_Written request:_ Leave out the pictures and repeat the data exactly.

begin

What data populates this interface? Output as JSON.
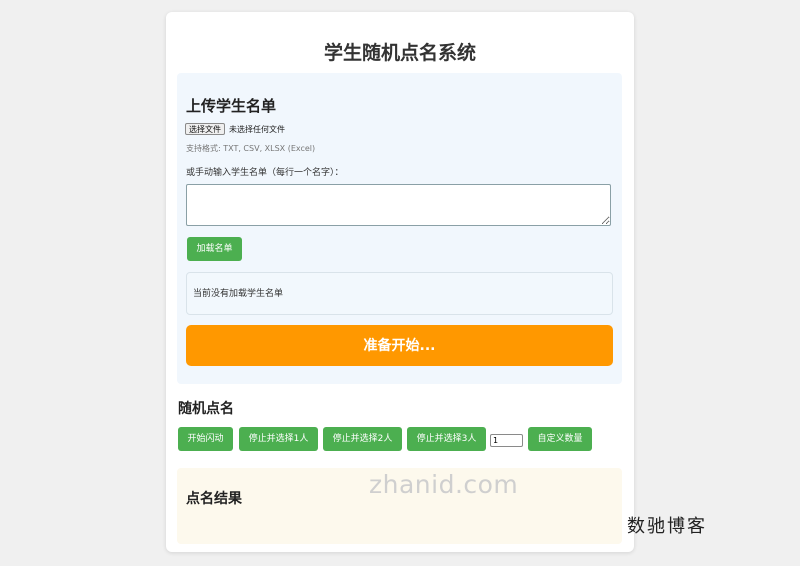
{
  "page": {
    "title": "学生随机点名系统"
  },
  "upload": {
    "title": "上传学生名单",
    "file_button": "选择文件",
    "file_status": "未选择任何文件",
    "formats": "支持格式: TXT, CSV, XLSX (Excel)",
    "manual_label": "或手动输入学生名单（每行一个名字）：",
    "textarea_value": "",
    "load_button": "加载名单",
    "status": "当前没有加载学生名单",
    "ready_button": "准备开始..."
  },
  "rollcall": {
    "title": "随机点名",
    "buttons": [
      "开始闪动",
      "停止并选择1人",
      "停止并选择2人",
      "停止并选择3人"
    ],
    "count_value": "1",
    "custom_button": "自定义数量"
  },
  "result": {
    "title": "点名结果"
  },
  "watermarks": {
    "site": "zhanid.com",
    "blog": "数驰博客"
  },
  "colors": {
    "green": "#4caf50",
    "orange": "#ff9800",
    "upload_bg": "#f1f7fd",
    "result_bg": "#fdf9ed"
  }
}
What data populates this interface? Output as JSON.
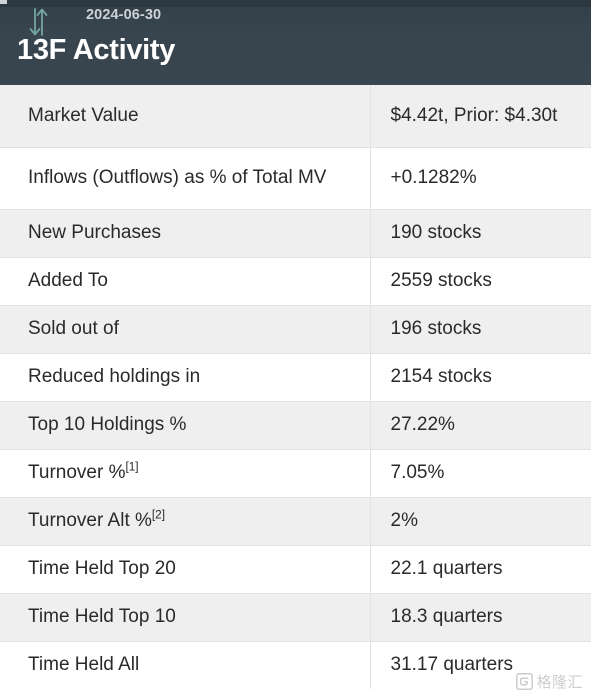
{
  "header": {
    "date": "2024-06-30",
    "title": "13F Activity",
    "icon": "up-down-arrow-icon",
    "background_color": "#38444e",
    "title_color": "#ffffff",
    "date_color": "#ccd2d7",
    "icon_color": "#74a6a0"
  },
  "table": {
    "rows": [
      {
        "label": "Market Value",
        "value": "$4.42t, Prior: $4.30t",
        "tall": true,
        "striped": true,
        "color": "default",
        "footnote": ""
      },
      {
        "label": "Inflows (Outflows) as % of Total MV",
        "value": "+0.1282%",
        "tall": true,
        "striped": false,
        "color": "green",
        "footnote": ""
      },
      {
        "label": "New Purchases",
        "value": "190 stocks",
        "tall": false,
        "striped": true,
        "color": "default",
        "footnote": ""
      },
      {
        "label": "Added To",
        "value": "2559 stocks",
        "tall": false,
        "striped": false,
        "color": "default",
        "footnote": ""
      },
      {
        "label": "Sold out of",
        "value": "196 stocks",
        "tall": false,
        "striped": true,
        "color": "default",
        "footnote": ""
      },
      {
        "label": "Reduced holdings in",
        "value": "2154 stocks",
        "tall": false,
        "striped": false,
        "color": "default",
        "footnote": ""
      },
      {
        "label": "Top 10 Holdings %",
        "value": "27.22%",
        "tall": false,
        "striped": true,
        "color": "default",
        "footnote": ""
      },
      {
        "label": "Turnover %",
        "value": "7.05%",
        "tall": false,
        "striped": false,
        "color": "default",
        "footnote": "[1]"
      },
      {
        "label": "Turnover Alt %",
        "value": "2%",
        "tall": false,
        "striped": true,
        "color": "default",
        "footnote": "[2]"
      },
      {
        "label": "Time Held Top 20",
        "value": "22.1 quarters",
        "tall": false,
        "striped": false,
        "color": "default",
        "footnote": ""
      },
      {
        "label": "Time Held Top 10",
        "value": "18.3 quarters",
        "tall": false,
        "striped": true,
        "color": "default",
        "footnote": ""
      },
      {
        "label": "Time Held All",
        "value": "31.17 quarters",
        "tall": false,
        "striped": false,
        "color": "default",
        "footnote": ""
      }
    ],
    "green_color": "#1a8b1c",
    "stripe_color": "#efefef",
    "border_color": "#e2e2e2"
  },
  "watermark": {
    "text": "格隆汇",
    "logo": "gelonghui-logo-icon"
  }
}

end

_Task response:_
What data populates this interface? Output as JSON.
{
  "page": {
    "title": "学生随机点名系统"
  },
  "upload": {
    "title": "上传学生名单",
    "file_button": "选择文件",
    "file_status": "未选择任何文件",
    "formats": "支持格式: TXT, CSV, XLSX (Excel)",
    "manual_label": "或手动输入学生名单（每行一个名字）：",
    "textarea_value": "",
    "load_button": "加载名单",
    "status": "当前没有加载学生名单",
    "ready_button": "准备开始..."
  },
  "rollcall": {
    "title": "随机点名",
    "buttons": [
      "开始闪动",
      "停止并选择1人",
      "停止并选择2人",
      "停止并选择3人"
    ],
    "count_value": "1",
    "custom_button": "自定义数量"
  },
  "result": {
    "title": "点名结果"
  },
  "watermarks": {
    "site": "zhanid.com",
    "blog": "数驰博客"
  },
  "colors": {
    "green": "#4caf50",
    "orange": "#ff9800",
    "upload_bg": "#f1f7fd",
    "result_bg": "#fdf9ed"
  }
}
What data populates this interface? Output as JSON.
{
  "header": {
    "date": "2024-06-30",
    "title": "13F Activity",
    "icon": "up-down-arrow-icon",
    "background_color": "#38444e",
    "title_color": "#ffffff",
    "date_color": "#ccd2d7",
    "icon_color": "#74a6a0"
  },
  "table": {
    "rows": [
      {
        "label": "Market Value",
        "value": "$4.42t, Prior: $4.30t",
        "tall": true,
        "striped": true,
        "color": "default",
        "footnote": ""
      },
      {
        "label": "Inflows (Outflows) as % of Total MV",
        "value": "+0.1282%",
        "tall": true,
        "striped": false,
        "color": "green",
        "footnote": ""
      },
      {
        "label": "New Purchases",
        "value": "190 stocks",
        "tall": false,
        "striped": true,
        "color": "default",
        "footnote": ""
      },
      {
        "label": "Added To",
        "value": "2559 stocks",
        "tall": false,
        "striped": false,
        "color": "default",
        "footnote": ""
      },
      {
        "label": "Sold out of",
        "value": "196 stocks",
        "tall": false,
        "striped": true,
        "color": "default",
        "footnote": ""
      },
      {
        "label": "Reduced holdings in",
        "value": "2154 stocks",
        "tall": false,
        "striped": false,
        "color": "default",
        "footnote": ""
      },
      {
        "label": "Top 10 Holdings %",
        "value": "27.22%",
        "tall": false,
        "striped": true,
        "color": "default",
        "footnote": ""
      },
      {
        "label": "Turnover %",
        "value": "7.05%",
        "tall": false,
        "striped": false,
        "color": "default",
        "footnote": "[1]"
      },
      {
        "label": "Turnover Alt %",
        "value": "2%",
        "tall": false,
        "striped": true,
        "color": "default",
        "footnote": "[2]"
      },
      {
        "label": "Time Held Top 20",
        "value": "22.1 quarters",
        "tall": false,
        "striped": false,
        "color": "default",
        "footnote": ""
      },
      {
        "label": "Time Held Top 10",
        "value": "18.3 quarters",
        "tall": false,
        "striped": true,
        "color": "default",
        "footnote": ""
      },
      {
        "label": "Time Held All",
        "value": "31.17 quarters",
        "tall": false,
        "striped": false,
        "color": "default",
        "footnote": ""
      }
    ],
    "green_color": "#1a8b1c",
    "stripe_color": "#efefef",
    "border_color": "#e2e2e2"
  },
  "watermark": {
    "text": "格隆汇",
    "logo": "gelonghui-logo-icon"
  }
}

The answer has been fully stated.